▸ **WHAT IS EXPECTED**
Gather every line in the records below that contains the word "掺入适当高效减水剂".

[Records from a collection]
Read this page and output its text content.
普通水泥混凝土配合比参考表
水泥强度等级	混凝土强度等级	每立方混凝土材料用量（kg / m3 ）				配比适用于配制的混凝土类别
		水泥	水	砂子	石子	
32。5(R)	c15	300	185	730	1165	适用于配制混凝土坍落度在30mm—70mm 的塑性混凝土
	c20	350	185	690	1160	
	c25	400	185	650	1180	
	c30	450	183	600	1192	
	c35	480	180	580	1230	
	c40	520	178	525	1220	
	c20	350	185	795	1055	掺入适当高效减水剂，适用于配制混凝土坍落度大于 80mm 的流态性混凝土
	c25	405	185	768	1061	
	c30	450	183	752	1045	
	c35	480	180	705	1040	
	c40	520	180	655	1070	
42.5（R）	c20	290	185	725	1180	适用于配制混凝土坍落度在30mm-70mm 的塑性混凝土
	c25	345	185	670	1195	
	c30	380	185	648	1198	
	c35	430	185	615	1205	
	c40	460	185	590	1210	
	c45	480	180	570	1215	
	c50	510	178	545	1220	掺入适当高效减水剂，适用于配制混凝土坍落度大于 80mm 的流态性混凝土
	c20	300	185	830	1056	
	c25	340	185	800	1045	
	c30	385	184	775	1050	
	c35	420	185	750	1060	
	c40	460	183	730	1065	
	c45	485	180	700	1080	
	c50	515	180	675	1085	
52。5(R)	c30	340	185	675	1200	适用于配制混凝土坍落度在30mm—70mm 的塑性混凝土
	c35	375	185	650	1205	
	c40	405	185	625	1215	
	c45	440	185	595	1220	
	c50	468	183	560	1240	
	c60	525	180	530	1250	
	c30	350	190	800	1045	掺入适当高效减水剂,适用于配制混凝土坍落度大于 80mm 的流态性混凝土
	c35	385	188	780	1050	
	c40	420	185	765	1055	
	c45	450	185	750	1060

▸ **RESPONSE TO THE TASK**
	c20	350	185	795	1055	掺入适当高效减水剂，适用于配制混凝土坍落度大于 80mm 的流态性混凝土
	c50	510	178	545	1220	掺入适当高效减水剂，适用于配制混凝土坍落度大于 80mm 的流态性混凝土
	c30	350	190	800	1045	掺入适当高效减水剂,适用于配制混凝土坍落度大于 80mm 的流态性混凝土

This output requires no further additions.